抜粋データ
◆ ◆ ◆

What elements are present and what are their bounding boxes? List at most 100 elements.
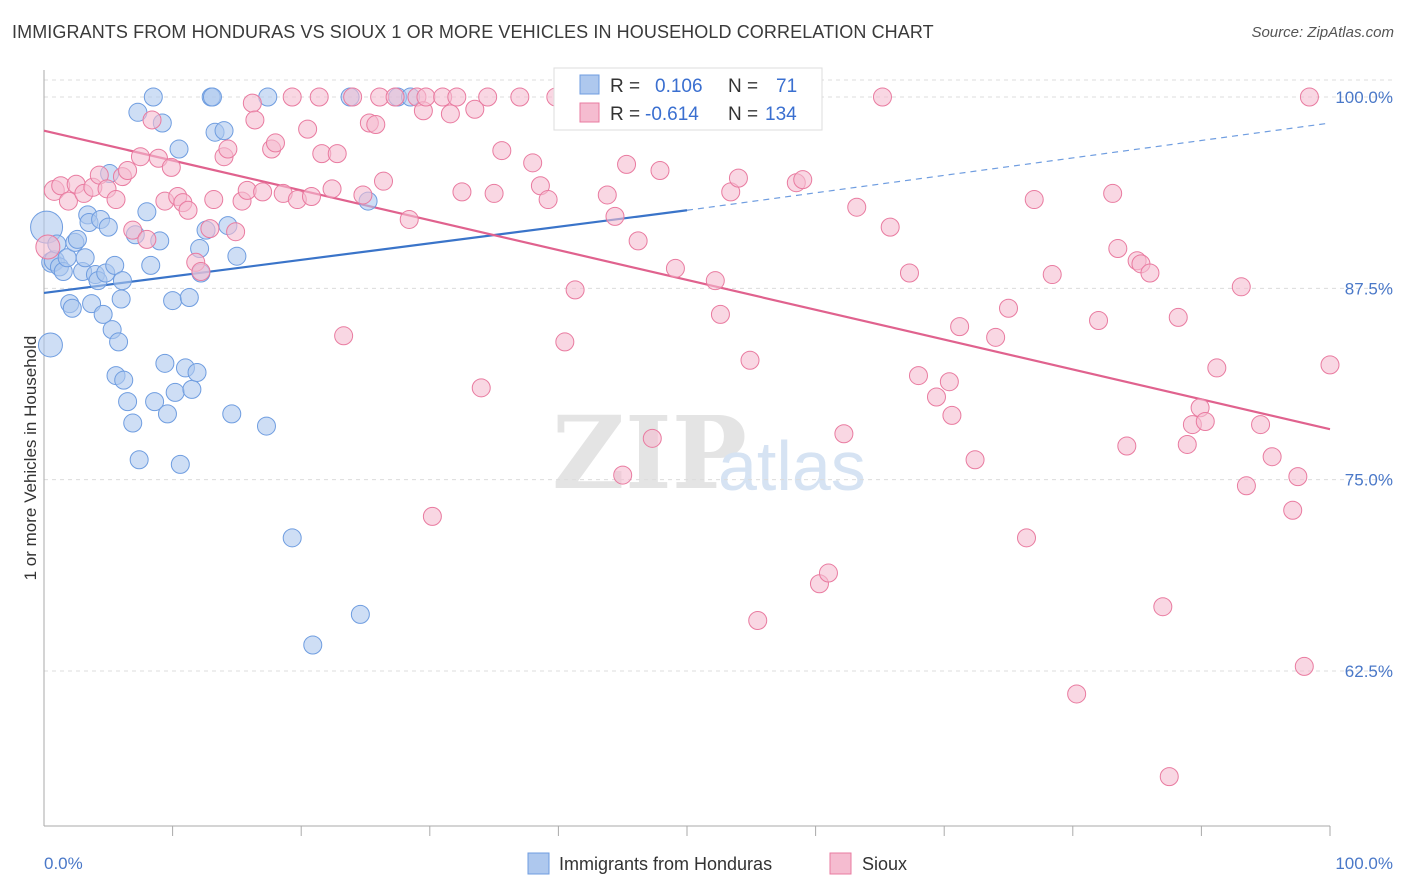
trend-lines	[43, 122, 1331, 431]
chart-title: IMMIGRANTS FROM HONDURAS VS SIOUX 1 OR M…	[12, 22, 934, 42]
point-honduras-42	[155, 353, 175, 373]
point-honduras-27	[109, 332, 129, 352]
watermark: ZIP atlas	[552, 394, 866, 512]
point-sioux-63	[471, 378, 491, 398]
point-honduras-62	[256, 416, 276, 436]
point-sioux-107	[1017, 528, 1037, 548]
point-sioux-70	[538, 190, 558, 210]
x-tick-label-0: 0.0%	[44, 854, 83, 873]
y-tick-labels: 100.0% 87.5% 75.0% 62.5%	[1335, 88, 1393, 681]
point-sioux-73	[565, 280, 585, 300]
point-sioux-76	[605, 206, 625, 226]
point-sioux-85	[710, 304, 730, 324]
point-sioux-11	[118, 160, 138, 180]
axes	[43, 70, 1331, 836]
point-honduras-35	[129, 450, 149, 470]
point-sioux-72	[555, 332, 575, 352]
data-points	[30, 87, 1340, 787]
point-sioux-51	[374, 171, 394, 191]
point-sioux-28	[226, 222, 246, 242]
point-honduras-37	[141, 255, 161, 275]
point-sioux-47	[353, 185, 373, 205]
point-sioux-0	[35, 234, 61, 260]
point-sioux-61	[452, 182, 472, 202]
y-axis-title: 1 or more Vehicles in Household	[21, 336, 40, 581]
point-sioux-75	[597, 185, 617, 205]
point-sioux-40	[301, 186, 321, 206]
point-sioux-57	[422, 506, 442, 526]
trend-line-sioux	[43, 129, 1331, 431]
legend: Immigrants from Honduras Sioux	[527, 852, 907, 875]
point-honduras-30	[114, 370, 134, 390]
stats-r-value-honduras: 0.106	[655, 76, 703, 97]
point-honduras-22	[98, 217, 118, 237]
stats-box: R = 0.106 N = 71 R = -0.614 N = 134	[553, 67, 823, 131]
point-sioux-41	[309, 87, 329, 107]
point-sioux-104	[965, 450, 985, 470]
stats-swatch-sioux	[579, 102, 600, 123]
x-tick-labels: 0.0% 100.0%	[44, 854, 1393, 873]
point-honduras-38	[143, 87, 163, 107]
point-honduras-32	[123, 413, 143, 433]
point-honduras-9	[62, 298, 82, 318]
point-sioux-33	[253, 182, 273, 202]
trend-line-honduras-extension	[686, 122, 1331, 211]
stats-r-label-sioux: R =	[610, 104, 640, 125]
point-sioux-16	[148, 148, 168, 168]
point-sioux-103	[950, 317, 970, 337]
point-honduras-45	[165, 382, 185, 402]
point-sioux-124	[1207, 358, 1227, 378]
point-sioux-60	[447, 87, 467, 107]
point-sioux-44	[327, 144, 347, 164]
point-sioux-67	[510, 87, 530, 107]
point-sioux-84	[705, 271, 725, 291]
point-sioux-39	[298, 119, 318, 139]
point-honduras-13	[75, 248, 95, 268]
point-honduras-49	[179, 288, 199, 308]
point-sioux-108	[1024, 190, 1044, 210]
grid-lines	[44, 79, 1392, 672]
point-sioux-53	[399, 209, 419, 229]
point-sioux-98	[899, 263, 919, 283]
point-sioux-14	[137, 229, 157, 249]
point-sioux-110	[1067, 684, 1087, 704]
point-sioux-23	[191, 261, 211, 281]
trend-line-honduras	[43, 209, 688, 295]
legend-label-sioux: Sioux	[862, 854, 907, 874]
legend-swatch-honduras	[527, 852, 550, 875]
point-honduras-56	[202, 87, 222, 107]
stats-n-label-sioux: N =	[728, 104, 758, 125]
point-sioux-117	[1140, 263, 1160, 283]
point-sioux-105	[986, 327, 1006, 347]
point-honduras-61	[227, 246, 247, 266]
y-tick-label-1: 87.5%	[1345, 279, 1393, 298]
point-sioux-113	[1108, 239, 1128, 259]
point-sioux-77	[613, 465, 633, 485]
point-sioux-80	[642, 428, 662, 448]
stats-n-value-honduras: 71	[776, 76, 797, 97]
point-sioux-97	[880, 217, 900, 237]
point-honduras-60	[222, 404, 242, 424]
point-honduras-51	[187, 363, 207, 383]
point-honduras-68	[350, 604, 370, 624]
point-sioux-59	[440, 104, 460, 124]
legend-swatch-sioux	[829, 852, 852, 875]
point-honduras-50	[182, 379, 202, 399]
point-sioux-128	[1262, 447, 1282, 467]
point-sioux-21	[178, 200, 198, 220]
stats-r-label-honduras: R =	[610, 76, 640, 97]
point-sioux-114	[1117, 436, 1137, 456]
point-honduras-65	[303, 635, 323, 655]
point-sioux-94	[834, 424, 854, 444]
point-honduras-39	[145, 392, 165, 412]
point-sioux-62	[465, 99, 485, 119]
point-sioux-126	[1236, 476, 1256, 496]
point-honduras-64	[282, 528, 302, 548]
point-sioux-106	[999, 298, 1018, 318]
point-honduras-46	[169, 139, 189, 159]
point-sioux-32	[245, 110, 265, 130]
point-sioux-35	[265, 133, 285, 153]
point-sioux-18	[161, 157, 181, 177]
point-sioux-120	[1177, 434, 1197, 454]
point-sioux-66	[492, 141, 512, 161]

◆ ◆ ◆

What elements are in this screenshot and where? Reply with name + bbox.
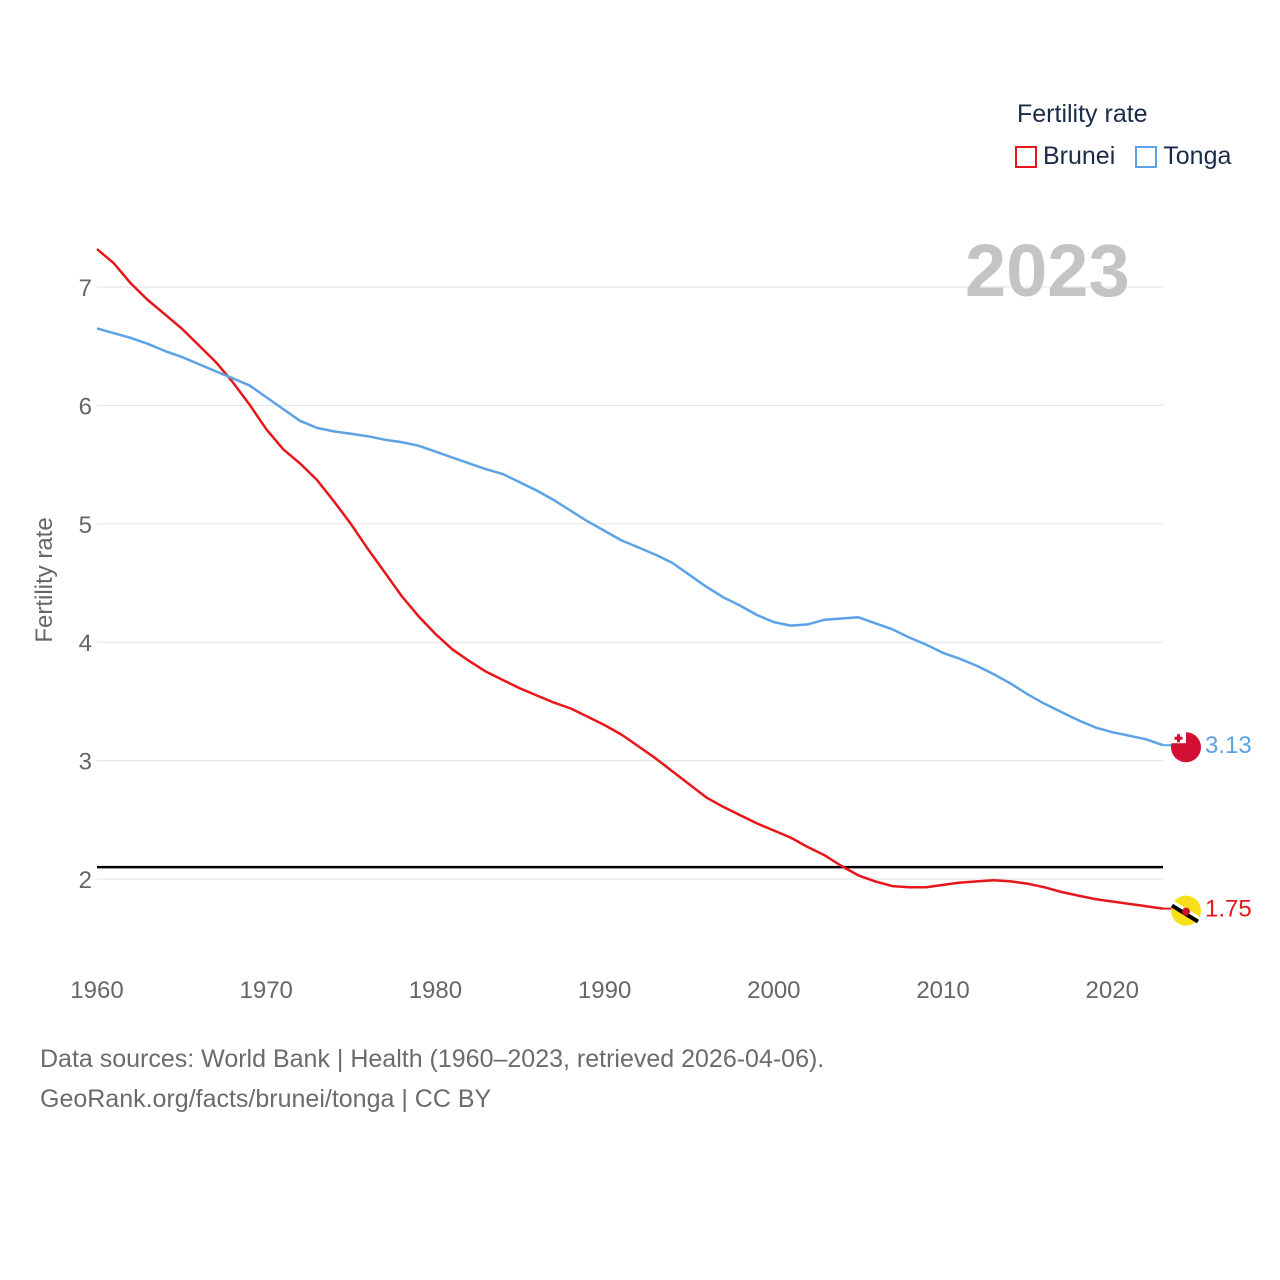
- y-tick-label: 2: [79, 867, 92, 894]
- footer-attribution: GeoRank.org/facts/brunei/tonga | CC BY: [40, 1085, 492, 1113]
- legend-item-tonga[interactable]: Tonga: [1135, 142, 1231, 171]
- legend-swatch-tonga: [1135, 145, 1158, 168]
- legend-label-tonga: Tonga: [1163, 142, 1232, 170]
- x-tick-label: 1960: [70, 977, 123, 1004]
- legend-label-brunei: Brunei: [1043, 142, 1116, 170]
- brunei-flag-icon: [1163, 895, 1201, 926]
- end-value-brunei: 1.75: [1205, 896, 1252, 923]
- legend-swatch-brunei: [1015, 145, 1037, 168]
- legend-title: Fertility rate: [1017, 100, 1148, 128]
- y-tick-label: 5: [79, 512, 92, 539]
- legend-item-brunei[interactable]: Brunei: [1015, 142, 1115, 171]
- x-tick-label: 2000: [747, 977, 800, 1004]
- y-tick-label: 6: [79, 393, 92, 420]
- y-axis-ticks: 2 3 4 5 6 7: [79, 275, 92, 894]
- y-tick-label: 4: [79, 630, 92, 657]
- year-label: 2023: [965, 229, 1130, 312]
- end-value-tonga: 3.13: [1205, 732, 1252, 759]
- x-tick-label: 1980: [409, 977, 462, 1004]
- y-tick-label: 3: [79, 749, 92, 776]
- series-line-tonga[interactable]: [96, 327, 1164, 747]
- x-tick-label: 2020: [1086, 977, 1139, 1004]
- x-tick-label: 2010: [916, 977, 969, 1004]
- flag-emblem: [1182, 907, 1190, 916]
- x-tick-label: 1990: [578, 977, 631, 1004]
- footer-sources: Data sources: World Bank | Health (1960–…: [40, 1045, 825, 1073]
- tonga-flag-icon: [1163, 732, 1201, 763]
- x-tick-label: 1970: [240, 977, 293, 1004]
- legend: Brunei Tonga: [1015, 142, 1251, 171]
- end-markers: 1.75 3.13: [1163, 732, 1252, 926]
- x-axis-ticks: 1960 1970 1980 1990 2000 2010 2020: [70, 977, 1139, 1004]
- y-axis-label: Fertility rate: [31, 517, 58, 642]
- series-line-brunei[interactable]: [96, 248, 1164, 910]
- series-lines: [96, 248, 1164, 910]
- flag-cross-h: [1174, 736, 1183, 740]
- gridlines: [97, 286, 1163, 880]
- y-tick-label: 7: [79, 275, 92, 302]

◆ ◆ ◆

あなたの課題
上の項目のうち、「122, 1331, 431]」を含む行から「413, 143, 433]」を含む行までを（その行も含めて）、1行につき1つの文字列とするJSONリストに書き直してもらえますか？空行は除いてください。

解答全文
[
  "trend-lines\t[43, 122, 1331, 431]",
  "chart-title: IMMIGRANTS FROM HONDURAS VS SIOUX 1 OR M…\t[12, 22, 934, 42]",
  "point-honduras-42\t[155, 353, 175, 373]",
  "point-honduras-27\t[109, 332, 129, 352]",
  "watermark: ZIP atlas\t[552, 394, 866, 512]",
  "point-sioux-63\t[471, 378, 491, 398]",
  "point-honduras-62\t[256, 416, 276, 436]",
  "point-sioux-107\t[1017, 528, 1037, 548]",
  "point-sioux-70\t[538, 190, 558, 210]",
  "x-tick-label-0: 0.0%\t[44, 854, 83, 873]",
  "y-tick-labels: 100.0% 87.5% 75.0% 62.5%\t[1335, 88, 1393, 681]",
  "point-sioux-73\t[565, 280, 585, 300]",
  "point-sioux-76\t[605, 206, 625, 226]",
  "point-sioux-85\t[710, 304, 730, 324]",
  "point-sioux-11\t[118, 160, 138, 180]",
  "axes\t[43, 70, 1331, 836]",
  "point-honduras-35\t[129, 450, 149, 470]",
  "point-sioux-72\t[555, 332, 575, 352]",
  "data-points\t[30, 87, 1340, 787]",
  "point-sioux-51\t[374, 171, 394, 191]",
  "point-sioux-28\t[226, 222, 246, 242]",
  "point-honduras-37\t[141, 255, 161, 275]",
  "point-sioux-47\t[353, 185, 373, 205]",
  "point-sioux-0\t[35, 234, 61, 260]",
  "point-sioux-61\t[452, 182, 472, 202]",
  "y-axis-title: 1 or more Vehicles in Household\t[21, 336, 40, 581]",
  "point-sioux-75\t[597, 185, 617, 205]",
  "point-sioux-40\t[301, 186, 321, 206]",
  "point-sioux-57\t[422, 506, 442, 526]",
  "trend-line-sioux\t[43, 129, 1331, 431]",
  "legend: Immigrants from Honduras Sioux\t[527, 852, 907, 875]",
  "point-honduras-30\t[114, 370, 134, 390]",
  "stats-r-value-honduras: 0.106\t[655, 76, 703, 97]",
  "point-honduras-22\t[98, 217, 118, 237]",
  "stats-box: R = 0.106 N = 71 R = -0.614 N = 134\t[553, 67, 823, 131]",
  "point-sioux-41\t[309, 87, 329, 107]",
  "point-sioux-104\t[965, 450, 985, 470]",
  "stats-swatch-sioux\t[579, 102, 600, 123]",
  "x-tick-labels: 0.0% 100.0%\t[44, 854, 1393, 873]",
  "point-honduras-38\t[143, 87, 163, 107]",
  "point-honduras-32\t[123, 413, 143, 433]"
]